EXERCISE INSTRUCTIONS: Find every line of the listing below where "down" appears, and copy it.

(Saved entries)
────────────────

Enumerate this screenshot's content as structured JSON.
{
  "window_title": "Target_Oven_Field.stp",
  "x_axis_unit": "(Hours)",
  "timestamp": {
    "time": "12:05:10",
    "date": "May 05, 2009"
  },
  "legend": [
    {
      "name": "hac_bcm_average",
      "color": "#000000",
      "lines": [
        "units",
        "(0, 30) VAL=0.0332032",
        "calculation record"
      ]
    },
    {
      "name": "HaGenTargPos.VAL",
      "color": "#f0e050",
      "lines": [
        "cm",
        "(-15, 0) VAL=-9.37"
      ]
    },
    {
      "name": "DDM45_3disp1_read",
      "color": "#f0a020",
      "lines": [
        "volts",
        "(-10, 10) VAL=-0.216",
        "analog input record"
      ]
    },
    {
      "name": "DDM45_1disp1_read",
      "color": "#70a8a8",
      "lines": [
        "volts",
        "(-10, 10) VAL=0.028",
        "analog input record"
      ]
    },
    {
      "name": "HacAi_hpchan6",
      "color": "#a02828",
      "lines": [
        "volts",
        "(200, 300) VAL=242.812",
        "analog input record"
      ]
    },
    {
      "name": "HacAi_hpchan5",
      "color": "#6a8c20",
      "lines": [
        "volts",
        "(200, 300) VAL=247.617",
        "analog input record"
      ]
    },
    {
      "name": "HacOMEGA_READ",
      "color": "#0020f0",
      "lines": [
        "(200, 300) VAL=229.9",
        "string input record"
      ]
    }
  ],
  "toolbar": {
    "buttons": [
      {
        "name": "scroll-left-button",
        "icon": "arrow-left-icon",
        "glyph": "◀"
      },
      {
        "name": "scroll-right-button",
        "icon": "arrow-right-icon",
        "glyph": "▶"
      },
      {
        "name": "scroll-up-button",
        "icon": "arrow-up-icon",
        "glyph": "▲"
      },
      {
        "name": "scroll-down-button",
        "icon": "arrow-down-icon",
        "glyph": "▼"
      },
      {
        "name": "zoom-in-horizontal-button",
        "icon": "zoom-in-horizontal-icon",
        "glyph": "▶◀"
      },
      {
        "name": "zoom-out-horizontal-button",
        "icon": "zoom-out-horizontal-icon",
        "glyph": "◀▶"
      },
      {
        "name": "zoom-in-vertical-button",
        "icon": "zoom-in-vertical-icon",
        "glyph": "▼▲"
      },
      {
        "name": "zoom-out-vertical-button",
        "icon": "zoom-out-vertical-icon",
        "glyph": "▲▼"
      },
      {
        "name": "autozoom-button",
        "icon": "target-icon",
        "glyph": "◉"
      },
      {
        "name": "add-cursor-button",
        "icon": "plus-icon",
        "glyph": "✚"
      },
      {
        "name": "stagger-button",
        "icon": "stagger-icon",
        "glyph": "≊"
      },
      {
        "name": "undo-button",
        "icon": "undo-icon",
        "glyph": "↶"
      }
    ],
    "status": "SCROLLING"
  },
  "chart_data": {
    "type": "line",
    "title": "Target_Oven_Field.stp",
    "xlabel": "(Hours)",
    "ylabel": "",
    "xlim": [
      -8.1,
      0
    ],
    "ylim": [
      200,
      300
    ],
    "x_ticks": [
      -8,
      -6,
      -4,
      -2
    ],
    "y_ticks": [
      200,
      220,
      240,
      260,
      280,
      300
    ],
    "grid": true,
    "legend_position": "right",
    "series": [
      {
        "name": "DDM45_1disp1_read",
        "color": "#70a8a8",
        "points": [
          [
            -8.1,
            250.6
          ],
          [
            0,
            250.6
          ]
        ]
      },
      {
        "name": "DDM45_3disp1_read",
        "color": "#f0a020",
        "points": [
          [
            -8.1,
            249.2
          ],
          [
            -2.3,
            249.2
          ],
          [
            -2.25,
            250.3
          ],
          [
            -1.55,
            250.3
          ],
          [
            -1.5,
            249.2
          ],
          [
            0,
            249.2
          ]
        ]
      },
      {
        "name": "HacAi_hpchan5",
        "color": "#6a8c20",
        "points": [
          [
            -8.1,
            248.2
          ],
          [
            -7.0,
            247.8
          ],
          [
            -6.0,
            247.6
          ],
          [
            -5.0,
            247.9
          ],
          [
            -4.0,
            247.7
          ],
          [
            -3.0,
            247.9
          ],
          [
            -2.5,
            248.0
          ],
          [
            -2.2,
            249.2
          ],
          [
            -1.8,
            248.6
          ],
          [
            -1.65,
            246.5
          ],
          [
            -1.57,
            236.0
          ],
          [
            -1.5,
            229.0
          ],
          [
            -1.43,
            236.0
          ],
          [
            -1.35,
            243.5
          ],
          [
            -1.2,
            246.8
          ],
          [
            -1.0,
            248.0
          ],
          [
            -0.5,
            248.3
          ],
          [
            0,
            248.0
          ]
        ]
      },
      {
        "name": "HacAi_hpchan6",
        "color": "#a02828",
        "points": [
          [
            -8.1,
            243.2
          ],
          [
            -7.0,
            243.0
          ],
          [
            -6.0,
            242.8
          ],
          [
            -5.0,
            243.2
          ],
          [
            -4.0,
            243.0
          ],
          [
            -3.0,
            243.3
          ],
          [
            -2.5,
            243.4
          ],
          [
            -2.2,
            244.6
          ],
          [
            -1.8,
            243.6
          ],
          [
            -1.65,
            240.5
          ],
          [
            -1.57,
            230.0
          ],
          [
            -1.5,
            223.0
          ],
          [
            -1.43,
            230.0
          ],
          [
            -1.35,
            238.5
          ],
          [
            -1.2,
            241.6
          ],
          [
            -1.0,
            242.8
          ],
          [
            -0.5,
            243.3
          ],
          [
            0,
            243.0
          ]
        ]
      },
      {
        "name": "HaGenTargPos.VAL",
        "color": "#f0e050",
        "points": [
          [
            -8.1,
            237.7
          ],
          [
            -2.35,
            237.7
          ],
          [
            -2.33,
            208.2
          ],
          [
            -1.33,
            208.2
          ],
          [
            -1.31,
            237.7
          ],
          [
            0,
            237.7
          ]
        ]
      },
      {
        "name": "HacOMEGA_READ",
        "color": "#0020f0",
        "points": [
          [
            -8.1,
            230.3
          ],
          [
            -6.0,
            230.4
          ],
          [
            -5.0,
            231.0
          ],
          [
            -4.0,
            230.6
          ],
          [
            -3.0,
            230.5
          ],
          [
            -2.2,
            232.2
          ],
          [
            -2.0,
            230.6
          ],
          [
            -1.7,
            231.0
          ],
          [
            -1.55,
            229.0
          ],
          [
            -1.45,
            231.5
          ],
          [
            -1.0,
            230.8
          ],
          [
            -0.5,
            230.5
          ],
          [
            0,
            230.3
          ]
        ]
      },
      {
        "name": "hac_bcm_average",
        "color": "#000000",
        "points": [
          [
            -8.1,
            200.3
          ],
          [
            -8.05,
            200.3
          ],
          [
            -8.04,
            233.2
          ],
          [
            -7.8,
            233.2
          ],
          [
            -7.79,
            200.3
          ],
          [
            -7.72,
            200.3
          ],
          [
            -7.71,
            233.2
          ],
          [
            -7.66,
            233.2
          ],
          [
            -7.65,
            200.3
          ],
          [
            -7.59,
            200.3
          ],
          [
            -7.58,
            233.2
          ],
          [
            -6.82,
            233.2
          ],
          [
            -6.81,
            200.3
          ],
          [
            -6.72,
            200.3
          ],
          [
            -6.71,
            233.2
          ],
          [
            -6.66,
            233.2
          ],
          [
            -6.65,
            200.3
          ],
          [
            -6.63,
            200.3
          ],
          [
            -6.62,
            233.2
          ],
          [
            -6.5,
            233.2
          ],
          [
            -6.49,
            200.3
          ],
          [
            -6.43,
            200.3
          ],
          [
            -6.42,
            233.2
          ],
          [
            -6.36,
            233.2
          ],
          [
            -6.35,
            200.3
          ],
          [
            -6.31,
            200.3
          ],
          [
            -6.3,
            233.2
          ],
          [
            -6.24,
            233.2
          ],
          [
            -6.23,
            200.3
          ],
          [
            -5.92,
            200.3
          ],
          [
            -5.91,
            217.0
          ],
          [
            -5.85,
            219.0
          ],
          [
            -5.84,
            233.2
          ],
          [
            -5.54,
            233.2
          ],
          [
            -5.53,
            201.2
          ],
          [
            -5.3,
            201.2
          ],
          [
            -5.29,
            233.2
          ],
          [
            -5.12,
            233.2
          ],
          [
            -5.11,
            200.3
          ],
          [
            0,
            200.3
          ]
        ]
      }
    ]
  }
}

────────────────

OUTPUT OF THE EXERCISE:
        "name": "scroll-down-button",
        "icon": "arrow-down-icon",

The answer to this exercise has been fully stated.